▶ _Exercise set_
(1) Answer these questions about the Serum synth thread:
(a) Which console emulation plugin does synthpunk use, and what is it set for?
(b) Which Waldorf plugin does Parsifal666 say he still uses more than Serum?
(c) Which wavetable set does synthpunk name as one of the best?
(2) Carry on the Serum synth thread from its final line.

▶ _Selected excerpt_
# The Xfer Serum Synth Thread



## synthpunk (Dec 16, 2016)

Please feel free to post what you like, dislike, modifications, favorite patch sets, Etc.


----------



## Parsifal666 (Dec 16, 2016)

babylonwaves said:


> they've added a better patch browser some time ago. did you see that?



There were improvements that really resold me on Serum (I had the original for six months, but ended up never using it...around that time Waldorf's Nave vst came out and to this day I use it more). When I first owned it, for instance, there was no modulation of the tuning of the separate oscillators. Now there is, and it's really interesting to me to draw the LF0 wave forms in manually for tuning purposes...the possibilities can seem endless.


----------



## synthpunk (Dec 16, 2016)

Serum can be very pristine sounding. I have signal chain of several plugins that add warmth. That includes soundtoys sie-q eq, and airwindows console4 console emulation set for Neve. I also use Valhalla vintage verb on an AUX send for verb + modulation effects

Serums Factory presets are in my opinion below average. to make serum yours and get past the idiom that it is sold as you really need to dig in learn the plug-in and make it your own there are some good third-party Soundsets out there for serum and some very bad ones so choose carefully perhaps the best way to get started to expand Serum into something that your own is to expand its wavetable capabilities with Wavetable expansion there are lots of wavetables out there that you can load into serum. One of the best is the Galbanum Architecture waveforms.
http://www.galbanum.com/products/architecturewaveforms2010


----------



## Parsifal666 (Dec 16, 2016)

synthpunk said:


> Serum can be very pristine sounding. I have signal chain of several plugins that add warmth. That includes soundtoys sie-q eq, and airwindows console4 console emulation set for Neve. I also use Valhalla vintage verb on an AUX send for verbal + modulation effects.



The Vintage Verb has to be one of the most rewarding effects plugins ever, the price itself is perhaps the best deal in such plugins today.

It says something about Serum that I read about people talking about adding plugins for warmth so often. Overall it is a midrangey, cold, "digital" sounding synthesizer, and I don't mean any of that in a negative way. That sound can be used to sensational effect. I simply can't imagine anyone using just that synth, for practically any type of music, where I can see that happening with Omnisphere or Zebra/HZ. It's best as a third synth imo


----------



## synthpunk (Dec 16, 2016)

▶ _Information supplied_
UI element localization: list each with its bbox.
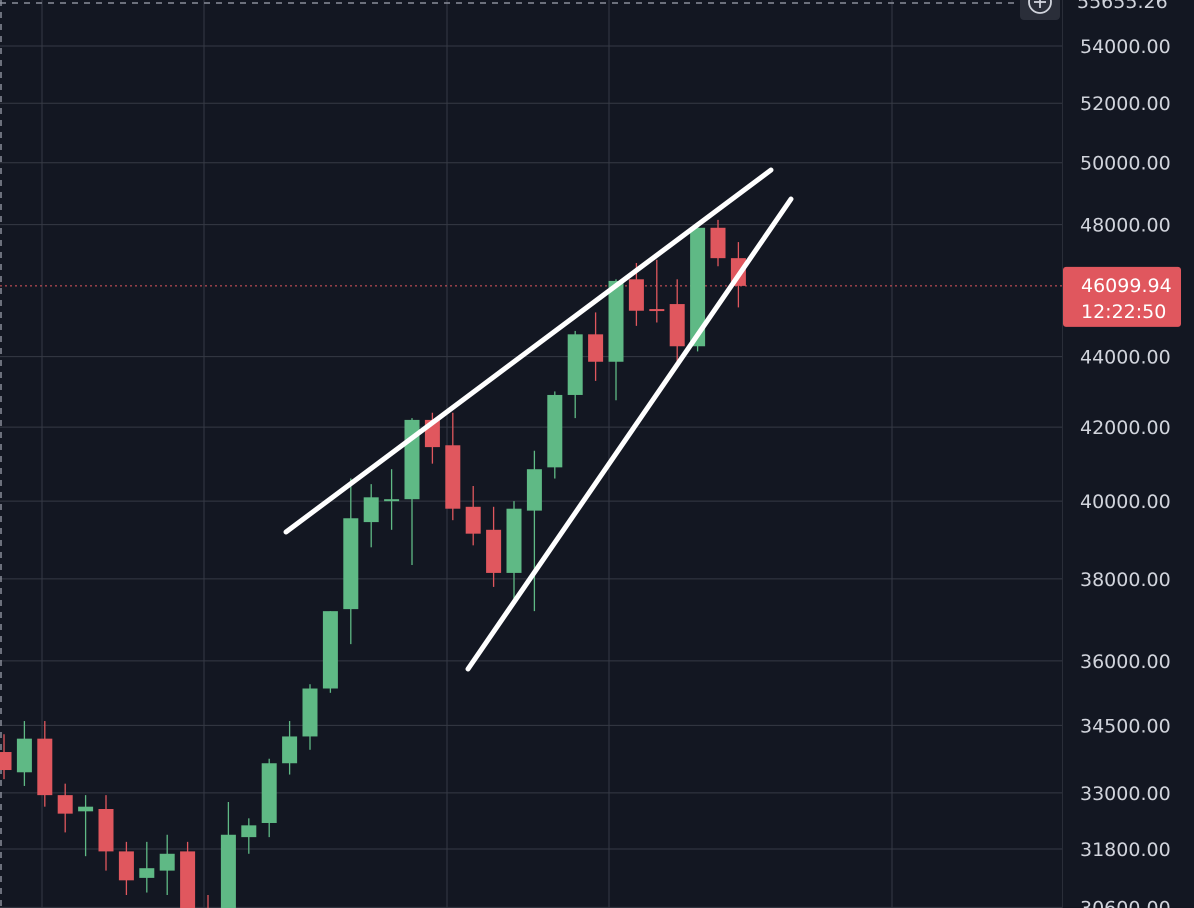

▶ _Exercise results_
(1)
(a) Airwindows Console4, set for Neve.
(b) The Nave VST.
(c) The Galbanum Architecture waveforms.

(2)
Splice offers a Serum subscription of $9.99 a month. Once you have made the full payment the Serum license is permanently yours and you can start, stop, and restart your subscription at any time.
https://splice.com/plugins/15493-serum-vst-au-by-xfer-records


----------



## synthpunk (Dec 16, 2016)

Remember Serum FX is available as a separate plug-in download that comes with Serum now Check your user account an Xfer if you haven't downloaded it yet it's a pretty good useful effects rack that you can use on your other plug-in synths, and tracks.


----------



## Parsifal666 (Dec 16, 2016)

synthpunk said:


> Splice offers a Serum subscription of $9.99 a month. Once you have made the full payment the Serum license is permanently yours and you can start, stop, and restart your subscription at any time.
> https://splice.com/plugins/15493-serum-vst-au-by-xfer-records



I had to delay my payments because of Xmas, but now I'm especially interested. Seems I had the Splice Serum for months and didn't even know there was an fx unit dohhh!


----------



## Wes Antczak (Dec 16, 2016)

See...? It's a good thing that synthpunk started this thread!

Serum doesn't have to sound cold and precise, but it can if you want it to. Also, if you find that it's using more cpu than you would like, oftentimes draft mode is just as good. I sometimes think of draft mode and the other modes as additional potential sound design choices.


----------



## synthpunk (Oct 25, 2017)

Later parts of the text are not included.